Excerpts from a figure dataset:
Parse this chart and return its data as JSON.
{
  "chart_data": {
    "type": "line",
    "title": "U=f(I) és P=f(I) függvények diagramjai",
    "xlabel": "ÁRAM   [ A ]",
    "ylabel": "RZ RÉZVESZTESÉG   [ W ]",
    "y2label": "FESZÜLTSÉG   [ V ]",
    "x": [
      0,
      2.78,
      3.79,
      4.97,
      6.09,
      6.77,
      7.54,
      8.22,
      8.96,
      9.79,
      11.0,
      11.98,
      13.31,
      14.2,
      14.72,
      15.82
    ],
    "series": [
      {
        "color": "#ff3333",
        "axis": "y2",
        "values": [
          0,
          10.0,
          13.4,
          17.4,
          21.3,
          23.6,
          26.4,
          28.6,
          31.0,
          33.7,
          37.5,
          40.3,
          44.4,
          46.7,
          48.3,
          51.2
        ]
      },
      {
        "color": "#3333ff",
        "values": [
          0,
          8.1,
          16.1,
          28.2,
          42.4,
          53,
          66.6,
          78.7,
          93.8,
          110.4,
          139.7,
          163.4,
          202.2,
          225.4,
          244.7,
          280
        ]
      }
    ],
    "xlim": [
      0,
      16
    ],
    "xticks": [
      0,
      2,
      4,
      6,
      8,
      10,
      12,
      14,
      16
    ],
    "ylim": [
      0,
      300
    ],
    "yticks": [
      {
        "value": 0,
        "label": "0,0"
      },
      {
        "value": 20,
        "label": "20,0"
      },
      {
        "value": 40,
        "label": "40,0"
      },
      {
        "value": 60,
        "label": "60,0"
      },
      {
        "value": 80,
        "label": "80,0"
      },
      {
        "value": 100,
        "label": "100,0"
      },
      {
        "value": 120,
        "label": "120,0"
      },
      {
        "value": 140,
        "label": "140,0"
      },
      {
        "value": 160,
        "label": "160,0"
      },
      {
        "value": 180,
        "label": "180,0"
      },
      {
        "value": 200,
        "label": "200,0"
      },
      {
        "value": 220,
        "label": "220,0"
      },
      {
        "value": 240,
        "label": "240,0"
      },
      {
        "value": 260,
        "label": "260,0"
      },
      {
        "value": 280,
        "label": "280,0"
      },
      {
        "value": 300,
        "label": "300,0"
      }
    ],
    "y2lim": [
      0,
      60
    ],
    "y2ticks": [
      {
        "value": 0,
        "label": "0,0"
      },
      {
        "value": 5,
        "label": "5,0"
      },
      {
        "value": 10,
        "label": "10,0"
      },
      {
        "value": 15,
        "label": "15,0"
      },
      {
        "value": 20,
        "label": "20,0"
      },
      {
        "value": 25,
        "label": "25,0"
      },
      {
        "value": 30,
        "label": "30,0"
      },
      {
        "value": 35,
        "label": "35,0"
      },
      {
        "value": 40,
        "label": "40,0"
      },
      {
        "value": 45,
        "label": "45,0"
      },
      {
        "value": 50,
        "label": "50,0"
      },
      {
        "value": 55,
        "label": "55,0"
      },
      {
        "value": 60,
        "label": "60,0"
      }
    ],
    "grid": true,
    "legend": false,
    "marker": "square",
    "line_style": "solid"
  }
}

Instructions for the task
Copy out each record exactly as given, omitting none.

The output
Parse this chart and return its data as JSON.
{
  "chart_data": {
    "type": "line",
    "title": "U=f(I) és P=f(I) függvények diagramjai",
    "xlabel": "ÁRAM   [ A ]",
    "ylabel": "RZ RÉZVESZTESÉG   [ W ]",
    "y2label": "FESZÜLTSÉG   [ V ]",
    "x": [
      0,
      2.78,
      3.79,
      4.97,
      6.09,
      6.77,
      7.54,
      8.22,
      8.96,
      9.79,
      11.0,
      11.98,
      13.31,
      14.2,
      14.72,
      15.82
    ],
    "series": [
      {
        "color": "#ff3333",
        "axis": "y2",
        "values": [
          0,
          10.0,
          13.4,
          17.4,
          21.3,
          23.6,
          26.4,
          28.6,
          31.0,
          33.7,
          37.5,
          40.3,
          44.4,
          46.7,
          48.3,
          51.2
        ]
      },
      {
        "color": "#3333ff",
        "values": [
          0,
          8.1,
          16.1,
          28.2,
          42.4,
          53,
          66.6,
          78.7,
          93.8,
          110.4,
          139.7,
          163.4,
          202.2,
          225.4,
          244.7,
          280
        ]
      }
    ],
    "xlim": [
      0,
      16
    ],
    "xticks": [
      0,
      2,
      4,
      6,
      8,
      10,
      12,
      14,
      16
    ],
    "ylim": [
      0,
      300
    ],
    "yticks": [
      {
        "value": 0,
        "label": "0,0"
      },
      {
        "value": 20,
        "label": "20,0"
      },
      {
        "value": 40,
        "label": "40,0"
      },
      {
        "value": 60,
        "label": "60,0"
      },
      {
        "value": 80,
        "label": "80,0"
      },
      {
        "value": 100,
        "label": "100,0"
      },
      {
        "value": 120,
        "label": "120,0"
      },
      {
        "value": 140,
        "label": "140,0"
      },
      {
        "value": 160,
        "label": "160,0"
      },
      {
        "value": 180,
        "label": "180,0"
      },
      {
        "value": 200,
        "label": "200,0"
      },
      {
        "value": 220,
        "label": "220,0"
      },
      {
        "value": 240,
        "label": "240,0"
      },
      {
        "value": 260,
        "label": "260,0"
      },
      {
        "value": 280,
        "label": "280,0"
      },
      {
        "value": 300,
        "label": "300,0"
      }
    ],
    "y2lim": [
      0,
      60
    ],
    "y2ticks": [
      {
        "value": 0,
        "label": "0,0"
      },
      {
        "value": 5,
        "label": "5,0"
      },
      {
        "value": 10,
        "label": "10,0"
      },
      {
        "value": 15,
        "label": "15,0"
      },
      {
        "value": 20,
        "label": "20,0"
      },
      {
        "value": 25,
        "label": "25,0"
      },
      {
        "value": 30,
        "label": "30,0"
      },
      {
        "value": 35,
        "label": "35,0"
      },
      {
        "value": 40,
        "label": "40,0"
      },
      {
        "value": 45,
        "label": "45,0"
      },
      {
        "value": 50,
        "label": "50,0"
      },
      {
        "value": 55,
        "label": "55,0"
      },
      {
        "value": 60,
        "label": "60,0"
      }
    ],
    "grid": true,
    "legend": false,
    "marker": "square",
    "line_style": "solid"
  }
}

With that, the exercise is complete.